Records from a collection:
+ + +

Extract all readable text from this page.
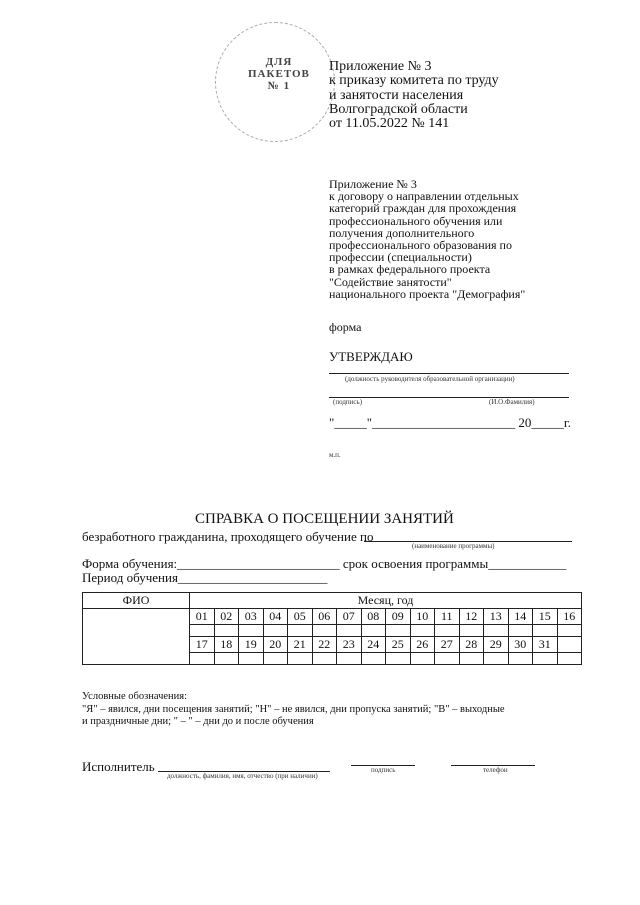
ДЛЯ
ПАКЕТОВ
№ 1
Приложение № 3
к приказу комитета по труду
и занятости населения
Волгоградской области
от 11.05.2022 № 141
Приложение № 3
к договору о направлении отдельных
категорий граждан для прохождения
профессионального обучения или
получения дополнительного
профессионального образования по
профессии (специальности)
в рамках федерального проекта
"Содействие занятости"
национального проекта "Демография"
форма
УТВЕРЖДАЮ
(должность руководителя образовательной организации)
(подпись)	(И.О.Фамилия)
"_____"______________________ 20_____г.
м.п.
СПРАВКА О ПОСЕЩЕНИИ ЗАНЯТИЙ
безработного гражданина, проходящего обучение по
(наименование программы)
Форма обучения:_________________________ срок освоения программы____________
Период обучения_______________________
ФИО	Месяц, год															
	01	02	03	04	05	06	07	08	09	10	11	12	13	14	15	16

	17	18	19	20	21	22	23	24	25	26	27	28	29	30	31	

Условные обозначения:
"Я" – явился, дни посещения занятий; "Н" – не явился, дни пропуска занятий; "В" – выходные
и праздничные дни; " – " – дни до и после обучения
Исполнитель
должность, фамилия, имя, отчество (при наличии)
подпись	телефон
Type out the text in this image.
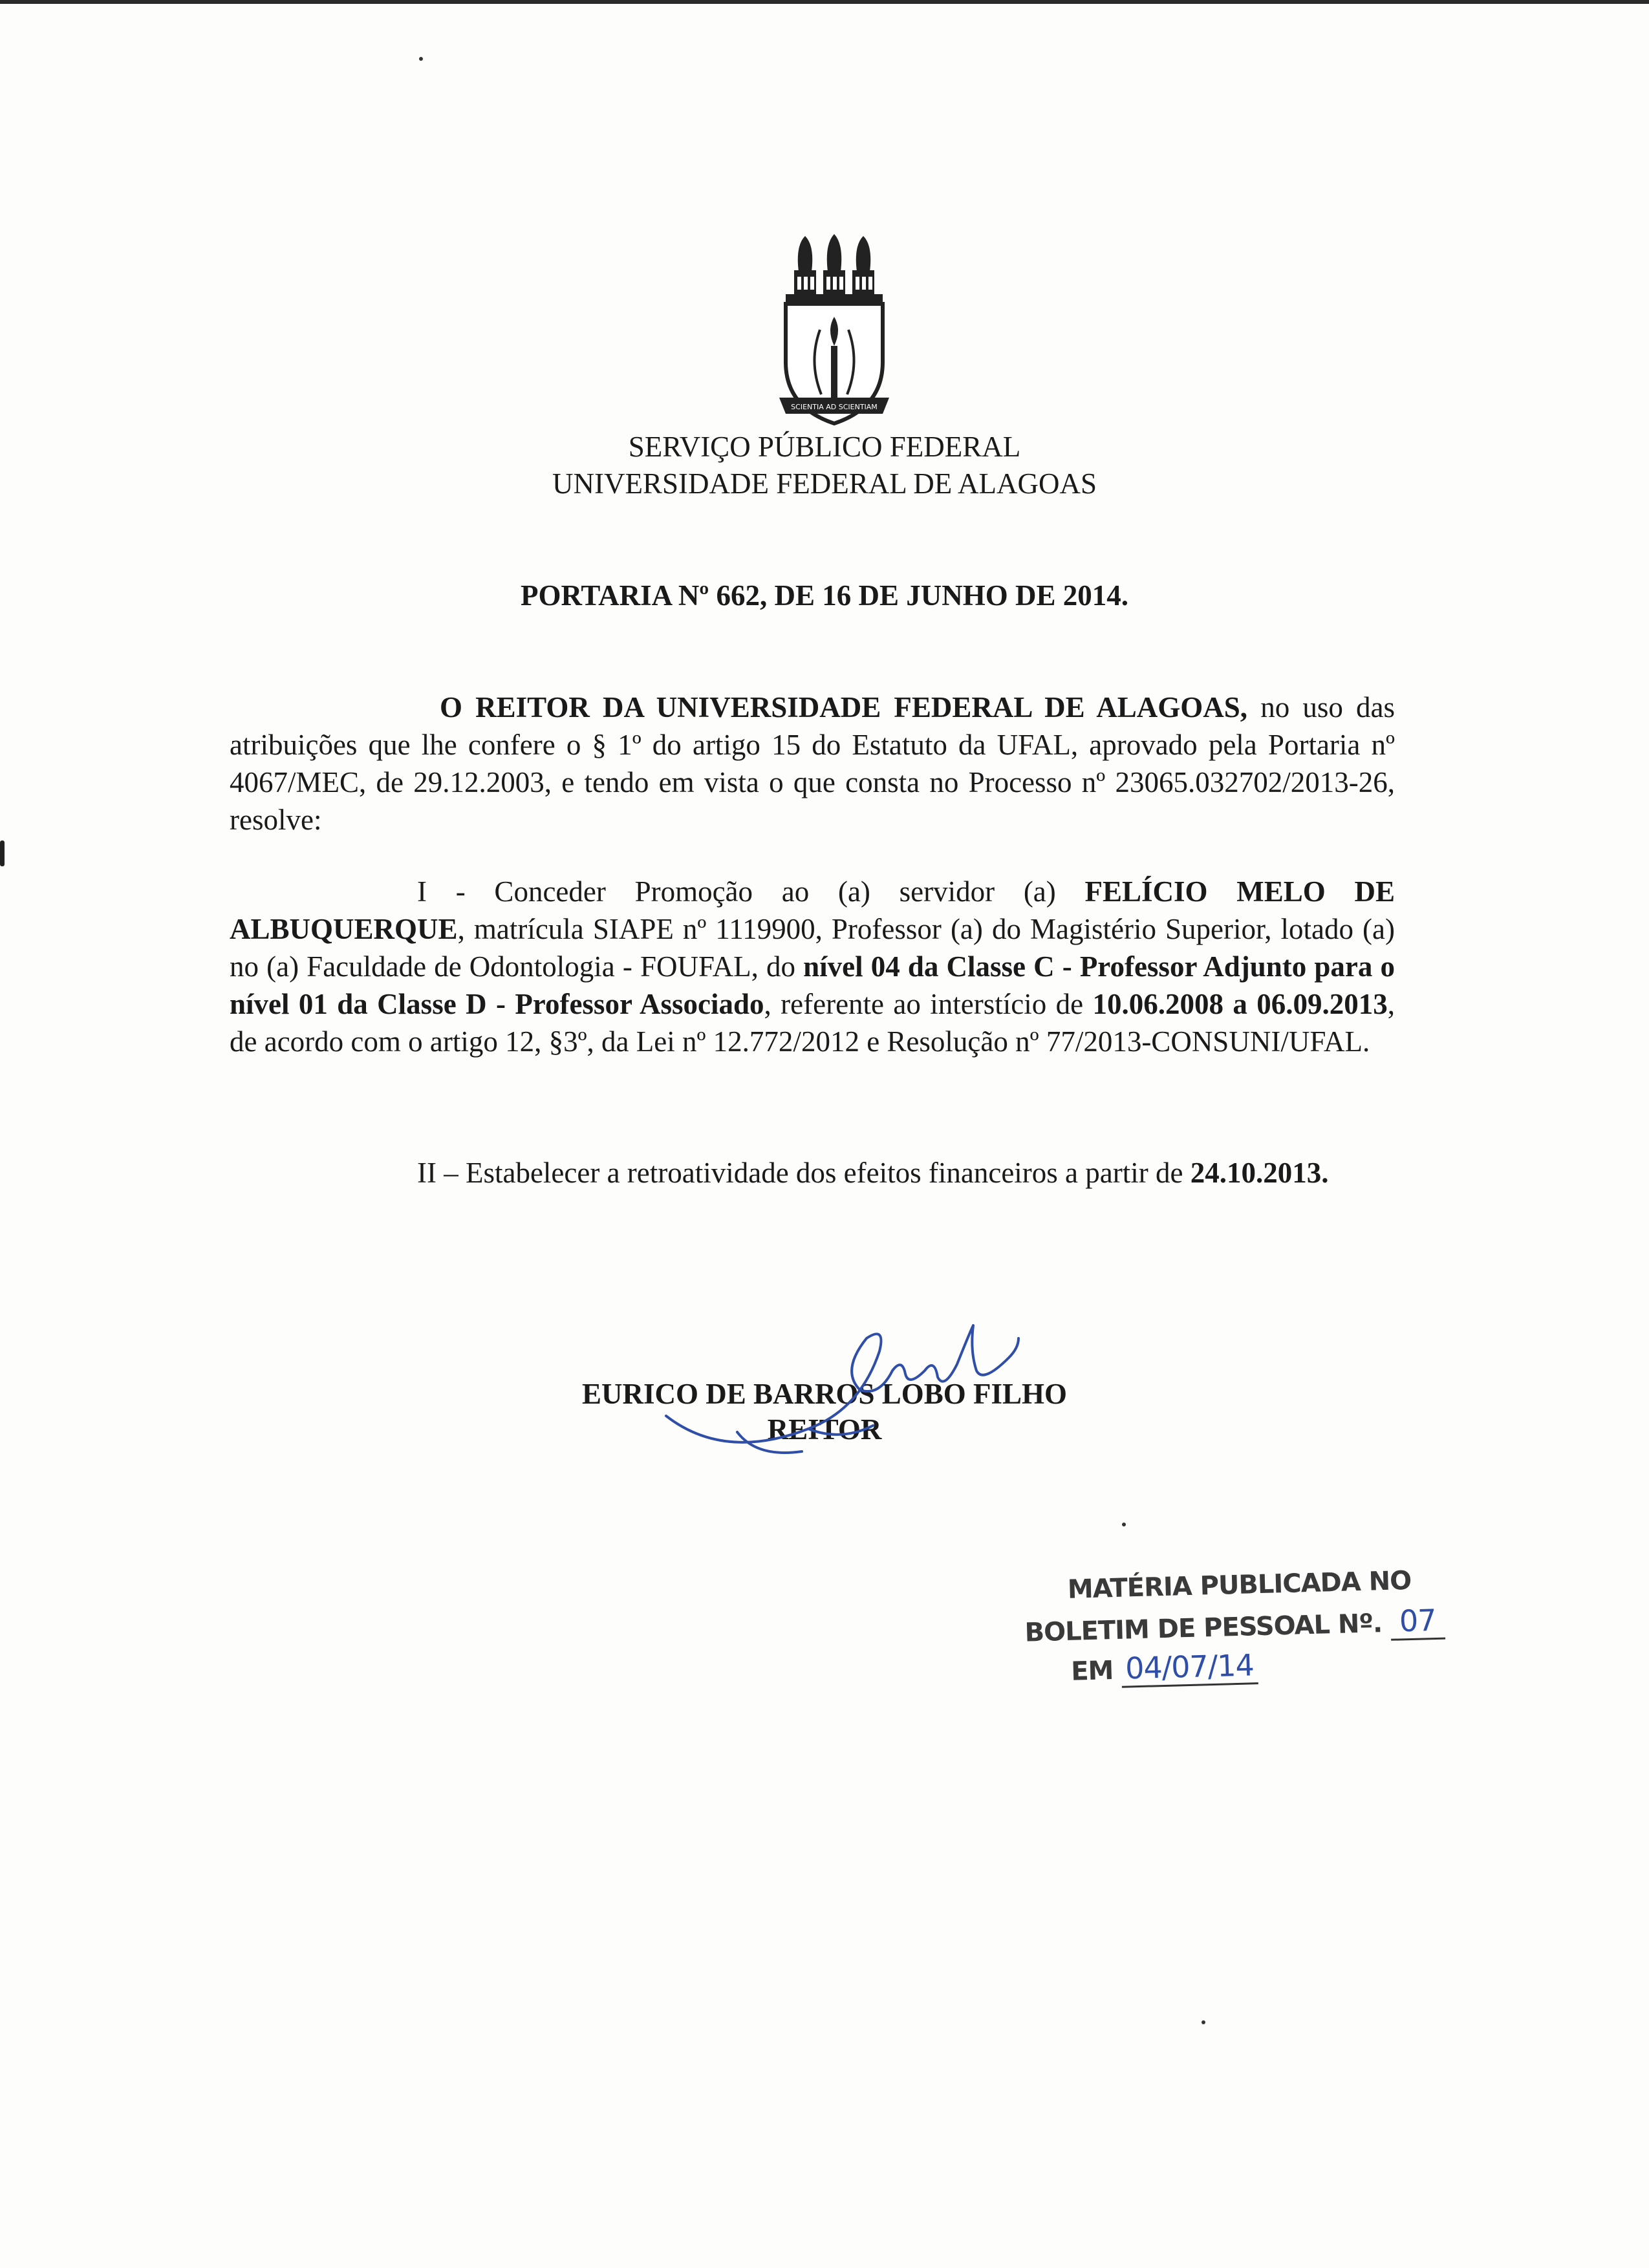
SCIENTIA AD SCIENTIAM
SERVIÇO PÚBLICO FEDERAL
UNIVERSIDADE FEDERAL DE ALAGOAS
PORTARIA Nº 662, DE 16 DE JUNHO DE 2014.
O REITOR DA UNIVERSIDADE FEDERAL DE ALAGOAS, no uso das atribuições que lhe confere o § 1º do artigo 15 do Estatuto da UFAL, aprovado pela Portaria nº 4067/MEC, de 29.12.2003, e tendo em vista o que consta no Processo nº 23065.032702/2013-26, resolve:
I - Conceder Promoção ao (a) servidor (a) FELÍCIO MELO DE ALBUQUERQUE, matrícula SIAPE nº 1119900, Professor (a) do Magistério Superior, lotado (a) no (a) Faculdade de Odontologia - FOUFAL, do nível 04 da Classe C - Professor Adjunto para o nível 01 da Classe D - Professor Associado, referente ao interstício de 10.06.2008 a 06.09.2013, de acordo com o artigo 12, §3º, da Lei nº 12.772/2012 e Resolução nº 77/2013-CONSUNI/UFAL.
II – Estabelecer a retroatividade dos efeitos financeiros a partir de 24.10.2013.
EURICO DE BARROS LOBO FILHO
REITOR
MATÉRIA PUBLICADA NO
BOLETIM DE PESSOAL Nº. 07
EM 04/07/14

+ + +

- OBJECTIVE: Set down the line containing "Type out the text in this image.", then every later line through the end of the material, exactly as written; omit any picture.

- SOLUTION FOR THIS TASK:
Type out the text in this image.
SCIENTIA AD SCIENTIAM
SERVIÇO PÚBLICO FEDERAL
UNIVERSIDADE FEDERAL DE ALAGOAS
PORTARIA Nº 662, DE 16 DE JUNHO DE 2014.
O REITOR DA UNIVERSIDADE FEDERAL DE ALAGOAS, no uso das atribuições que lhe confere o § 1º do artigo 15 do Estatuto da UFAL, aprovado pela Portaria nº 4067/MEC, de 29.12.2003, e tendo em vista o que consta no Processo nº 23065.032702/2013-26, resolve:
I - Conceder Promoção ao (a) servidor (a) FELÍCIO MELO DE ALBUQUERQUE, matrícula SIAPE nº 1119900, Professor (a) do Magistério Superior, lotado (a) no (a) Faculdade de Odontologia - FOUFAL, do nível 04 da Classe C - Professor Adjunto para o nível 01 da Classe D - Professor Associado, referente ao interstício de 10.06.2008 a 06.09.2013, de acordo com o artigo 12, §3º, da Lei nº 12.772/2012 e Resolução nº 77/2013-CONSUNI/UFAL.
II – Estabelecer a retroatividade dos efeitos financeiros a partir de 24.10.2013.
EURICO DE BARROS LOBO FILHO
REITOR
MATÉRIA PUBLICADA NO
BOLETIM DE PESSOAL Nº. 07
EM 04/07/14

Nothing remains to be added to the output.